__AIM__
From the entries below, pull out each line where "title" appears.

__Dataset items__
★ ★ ★ ★ ★ ★ ★

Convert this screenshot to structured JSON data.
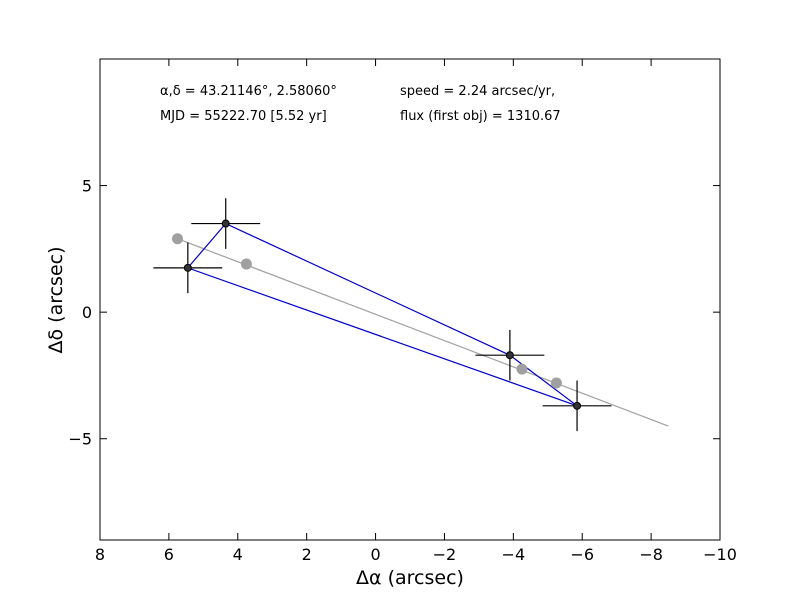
{
  "chart_data": {
    "type": "scatter",
    "title": "",
    "xlabel": "Δα (arcsec)",
    "ylabel": "Δδ (arcsec)",
    "xlim": [
      8,
      -10
    ],
    "ylim": [
      -9,
      10
    ],
    "x_ticks": [
      8,
      6,
      4,
      2,
      0,
      -2,
      -4,
      -6,
      -8,
      -10
    ],
    "y_ticks": [
      -5,
      0,
      5
    ],
    "x_tick_labels": [
      "8",
      "6",
      "4",
      "2",
      "0",
      "−2",
      "−4",
      "−6",
      "−8",
      "−10"
    ],
    "y_tick_labels": [
      "−5",
      "0",
      "5"
    ],
    "grid": false,
    "annotations": {
      "coords": "α,δ = 43.21146°, 2.58060°",
      "mjd": "MJD = 55222.70 [5.52 yr]",
      "speed": "speed = 2.24 arcsec/yr,",
      "flux": "flux (first obj) = 1310.67"
    },
    "series": [
      {
        "kind": "measured",
        "color": "#000000",
        "line_color": "#0000cc",
        "points": [
          {
            "x": 5.45,
            "y": 1.75,
            "xerr": 1.0,
            "yerr": 1.0
          },
          {
            "x": 4.35,
            "y": 3.5,
            "xerr": 1.0,
            "yerr": 1.0
          },
          {
            "x": -3.9,
            "y": -1.7,
            "xerr": 1.0,
            "yerr": 1.0
          },
          {
            "x": -5.85,
            "y": -3.7,
            "xerr": 1.0,
            "yerr": 1.0
          }
        ]
      },
      {
        "kind": "predicted",
        "color": "#a0a0a0",
        "points": [
          {
            "x": 5.75,
            "y": 2.9
          },
          {
            "x": 3.75,
            "y": 1.9
          },
          {
            "x": -4.25,
            "y": -2.25
          },
          {
            "x": -5.25,
            "y": -2.8
          }
        ]
      }
    ],
    "fit_line": {
      "color": "#a0a0a0",
      "from": {
        "x": 5.75,
        "y": 2.9
      },
      "to": {
        "x": -8.5,
        "y": -4.5
      }
    }
  }
}
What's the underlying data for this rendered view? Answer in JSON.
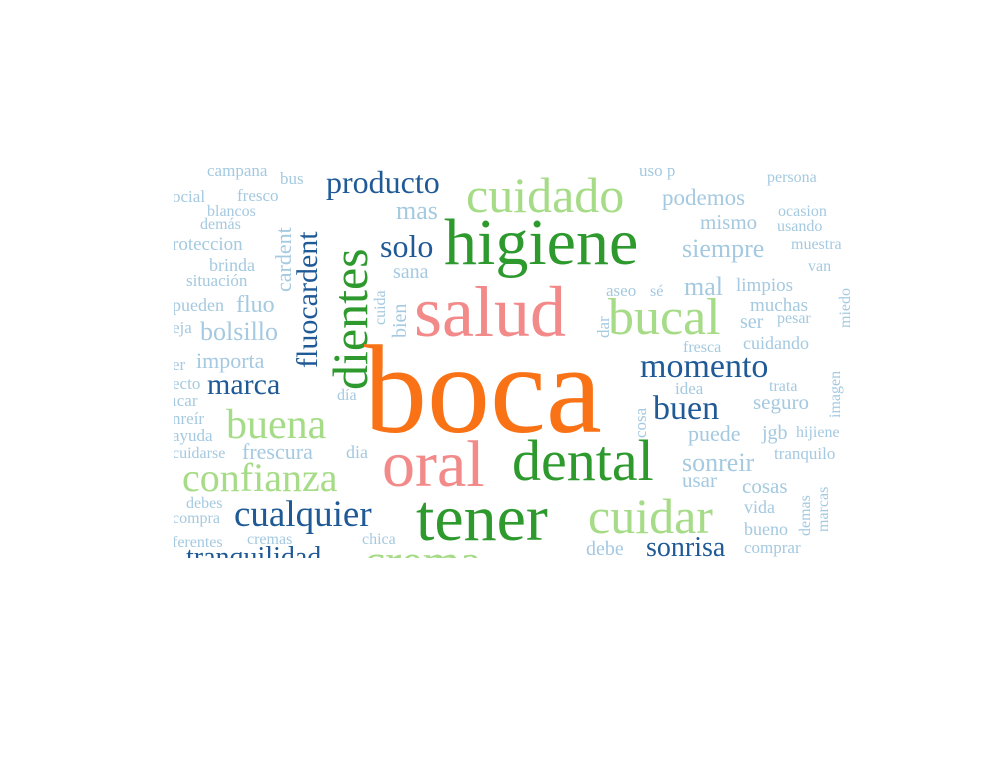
{
  "colors": {
    "orange": "#f97316",
    "salmon": "#f28a8a",
    "dark_green": "#2e9a2e",
    "light_green": "#a6dc87",
    "navy": "#1f5a96",
    "light_blue": "#a4c9e0"
  },
  "words": {
    "boca": "boca",
    "salud": "salud",
    "oral": "oral",
    "higiene": "higiene",
    "tener": "tener",
    "dental": "dental",
    "dientes": "dientes",
    "cuidado": "cuidado",
    "bucal": "bucal",
    "cuidar": "cuidar",
    "confianza": "confianza",
    "buena": "buena",
    "cualquier": "cualquier",
    "producto": "producto",
    "momento": "momento",
    "fluocardent": "fluocardent",
    "marca": "marca",
    "buen": "buen",
    "solo": "solo",
    "sonrisa": "sonrisa",
    "tranquilidad": "tranquilidad",
    "crema": "crema",
    "podemos": "podemos",
    "siempre": "siempre",
    "mas": "mas",
    "bolsillo": "bolsillo",
    "frescura": "frescura",
    "importa": "importa",
    "fluo": "fluo",
    "cardent": "cardent",
    "mal": "mal",
    "sonreir": "sonreir",
    "puede": "puede",
    "seguro": "seguro",
    "usar": "usar",
    "cosas": "cosas",
    "limpios": "limpios",
    "muchas": "muchas",
    "mismo": "mismo",
    "sana": "sana",
    "bien": "bien",
    "cuida": "cuida",
    "aseo": "aseo",
    "se": "sé",
    "dar": "dar",
    "fresca": "fresca",
    "cuidando": "cuidando",
    "ser": "ser",
    "pesar": "pesar",
    "idea": "idea",
    "trata": "trata",
    "imagen": "imagen",
    "cosa": "cosa",
    "jgb": "jgb",
    "hijiene": "hijiene",
    "tranquilo": "tranquilo",
    "vida": "vida",
    "bueno": "bueno",
    "demas": "demas",
    "demas2": "demás",
    "marcas": "marcas",
    "comprar": "comprar",
    "debe": "debe",
    "chica": "chica",
    "cremas": "cremas",
    "dia": "dia",
    "dia2": "día",
    "debes": "debes",
    "compra": "compra",
    "diferentes": "ferentes",
    "cuidarse": "cuidarse",
    "ayuda": "ayuda",
    "sonreir2": "nreír",
    "buscar": "ıcar",
    "efecto": "ecto",
    "ver": "er",
    "deja": "eja",
    "pueden": "pueden",
    "situacion": "situación",
    "brinda": "brinda",
    "proteccion": "roteccion",
    "blancos": "blancos",
    "social": "ocial",
    "fresco": "fresco",
    "campana": "campaña",
    "bus": "bus",
    "persona": "persona",
    "ocasion": "ocasion",
    "usando": "usando",
    "muestra": "muestra",
    "van": "van",
    "miedo": "miedo",
    "uso": "uso p"
  }
}
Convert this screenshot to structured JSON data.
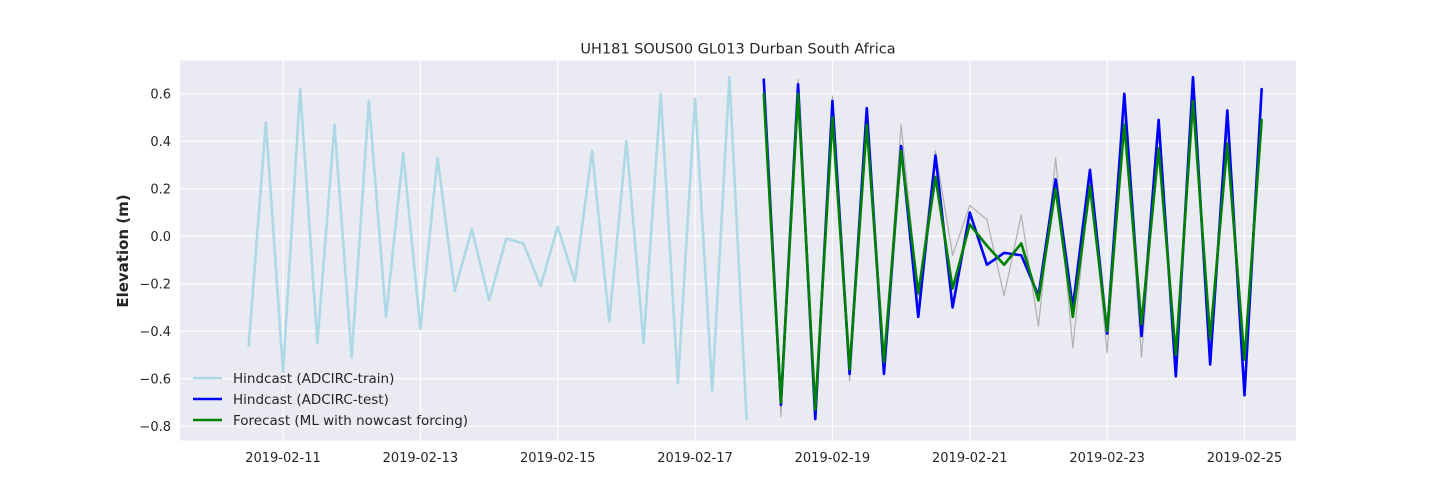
{
  "chart_data": {
    "type": "line",
    "title": "UH181 SOUS00 GL013 Durban South Africa",
    "xlabel": "",
    "ylabel": "Elevation (m)",
    "xlim": [
      "2019-02-09T12:00",
      "2019-02-25T18:00"
    ],
    "ylim": [
      -0.86,
      0.74
    ],
    "x_ticks": [
      "2019-02-11",
      "2019-02-13",
      "2019-02-15",
      "2019-02-17",
      "2019-02-19",
      "2019-02-21",
      "2019-02-23",
      "2019-02-25"
    ],
    "y_ticks": [
      -0.8,
      -0.6,
      -0.4,
      -0.2,
      0.0,
      0.2,
      0.4,
      0.6
    ],
    "y_tick_labels": [
      "−0.8",
      "−0.6",
      "−0.4",
      "−0.2",
      "0.0",
      "0.2",
      "0.4",
      "0.6"
    ],
    "grid": true,
    "legend_position": "bottom-left",
    "background": "#eaeaf2",
    "series": [
      {
        "name": "Hindcast (ADCIRC-train)",
        "color": "#add8e6",
        "x": [
          "2019-02-10T12:00",
          "2019-02-10T18:00",
          "2019-02-11T00:00",
          "2019-02-11T06:00",
          "2019-02-11T12:00",
          "2019-02-11T18:00",
          "2019-02-12T00:00",
          "2019-02-12T06:00",
          "2019-02-12T12:00",
          "2019-02-12T18:00",
          "2019-02-13T00:00",
          "2019-02-13T06:00",
          "2019-02-13T12:00",
          "2019-02-13T18:00",
          "2019-02-14T00:00",
          "2019-02-14T06:00",
          "2019-02-14T12:00",
          "2019-02-14T18:00",
          "2019-02-15T00:00",
          "2019-02-15T06:00",
          "2019-02-15T12:00",
          "2019-02-15T18:00",
          "2019-02-16T00:00",
          "2019-02-16T06:00",
          "2019-02-16T12:00",
          "2019-02-16T18:00",
          "2019-02-17T00:00",
          "2019-02-17T06:00",
          "2019-02-17T12:00",
          "2019-02-17T18:00"
        ],
        "values": [
          -0.46,
          0.48,
          -0.57,
          0.62,
          -0.45,
          0.47,
          -0.51,
          0.57,
          -0.34,
          0.35,
          -0.39,
          0.33,
          -0.23,
          0.03,
          -0.27,
          -0.01,
          -0.03,
          -0.21,
          0.04,
          -0.19,
          0.36,
          -0.36,
          0.4,
          -0.45,
          0.6,
          -0.62,
          0.58,
          -0.65,
          0.67,
          -0.77
        ]
      },
      {
        "name": "Hindcast (ADCIRC-test)",
        "color": "#0000ff",
        "x": [
          "2019-02-18T00:00",
          "2019-02-18T06:00",
          "2019-02-18T12:00",
          "2019-02-18T18:00",
          "2019-02-19T00:00",
          "2019-02-19T06:00",
          "2019-02-19T12:00",
          "2019-02-19T18:00",
          "2019-02-20T00:00",
          "2019-02-20T06:00",
          "2019-02-20T12:00",
          "2019-02-20T18:00",
          "2019-02-21T00:00",
          "2019-02-21T06:00",
          "2019-02-21T12:00",
          "2019-02-21T18:00",
          "2019-02-22T00:00",
          "2019-02-22T06:00",
          "2019-02-22T12:00",
          "2019-02-22T18:00",
          "2019-02-23T00:00",
          "2019-02-23T06:00",
          "2019-02-23T12:00",
          "2019-02-23T18:00",
          "2019-02-24T00:00",
          "2019-02-24T06:00",
          "2019-02-24T12:00",
          "2019-02-24T18:00",
          "2019-02-25T00:00",
          "2019-02-25T06:00"
        ],
        "values": [
          0.66,
          -0.71,
          0.64,
          -0.77,
          0.57,
          -0.58,
          0.54,
          -0.58,
          0.38,
          -0.34,
          0.34,
          -0.3,
          0.1,
          -0.12,
          -0.07,
          -0.08,
          -0.25,
          0.24,
          -0.3,
          0.28,
          -0.41,
          0.6,
          -0.42,
          0.49,
          -0.59,
          0.67,
          -0.54,
          0.53,
          -0.67,
          0.62
        ]
      },
      {
        "name": "Forecast (ML with nowcast forcing)",
        "color": "#008000",
        "x": [
          "2019-02-18T00:00",
          "2019-02-18T06:00",
          "2019-02-18T12:00",
          "2019-02-18T18:00",
          "2019-02-19T00:00",
          "2019-02-19T06:00",
          "2019-02-19T12:00",
          "2019-02-19T18:00",
          "2019-02-20T00:00",
          "2019-02-20T06:00",
          "2019-02-20T12:00",
          "2019-02-20T18:00",
          "2019-02-21T00:00",
          "2019-02-21T06:00",
          "2019-02-21T12:00",
          "2019-02-21T18:00",
          "2019-02-22T00:00",
          "2019-02-22T06:00",
          "2019-02-22T12:00",
          "2019-02-22T18:00",
          "2019-02-23T00:00",
          "2019-02-23T06:00",
          "2019-02-23T12:00",
          "2019-02-23T18:00",
          "2019-02-24T00:00",
          "2019-02-24T06:00",
          "2019-02-24T12:00",
          "2019-02-24T18:00",
          "2019-02-25T00:00",
          "2019-02-25T06:00"
        ],
        "values": [
          0.6,
          -0.7,
          0.6,
          -0.73,
          0.5,
          -0.56,
          0.47,
          -0.53,
          0.36,
          -0.24,
          0.25,
          -0.22,
          0.05,
          -0.04,
          -0.12,
          -0.03,
          -0.27,
          0.2,
          -0.34,
          0.21,
          -0.4,
          0.47,
          -0.37,
          0.37,
          -0.5,
          0.57,
          -0.43,
          0.39,
          -0.52,
          0.49
        ]
      },
      {
        "name": "",
        "color": "#b0b0b0",
        "x": [
          "2019-02-18T00:00",
          "2019-02-18T06:00",
          "2019-02-18T12:00",
          "2019-02-18T18:00",
          "2019-02-19T00:00",
          "2019-02-19T06:00",
          "2019-02-19T12:00",
          "2019-02-19T18:00",
          "2019-02-20T00:00",
          "2019-02-20T06:00",
          "2019-02-20T12:00",
          "2019-02-20T18:00",
          "2019-02-21T00:00",
          "2019-02-21T06:00",
          "2019-02-21T12:00",
          "2019-02-21T18:00",
          "2019-02-22T00:00",
          "2019-02-22T06:00",
          "2019-02-22T12:00",
          "2019-02-22T18:00",
          "2019-02-23T00:00",
          "2019-02-23T06:00",
          "2019-02-23T12:00",
          "2019-02-23T18:00",
          "2019-02-24T00:00",
          "2019-02-24T06:00",
          "2019-02-24T12:00",
          "2019-02-24T18:00",
          "2019-02-25T00:00",
          "2019-02-25T06:00"
        ],
        "values": [
          0.64,
          -0.76,
          0.66,
          -0.73,
          0.59,
          -0.61,
          0.52,
          -0.54,
          0.47,
          -0.25,
          0.36,
          -0.08,
          0.13,
          0.07,
          -0.25,
          0.09,
          -0.38,
          0.33,
          -0.47,
          0.24,
          -0.49,
          0.52,
          -0.51,
          0.44,
          -0.56,
          0.6,
          -0.48,
          0.45,
          -0.51,
          0.57
        ]
      }
    ]
  }
}
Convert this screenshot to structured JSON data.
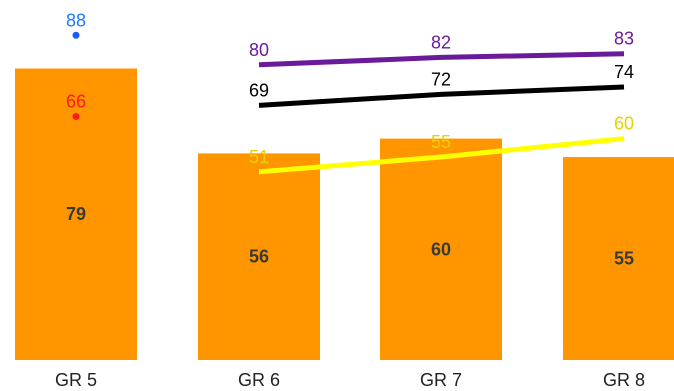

★ ★ ★ ★ ★ ★ ★

__OUTPUT BELOW__
    "title": "",
    "title": "UH181 SOUS00 GL013 Durban South Africa",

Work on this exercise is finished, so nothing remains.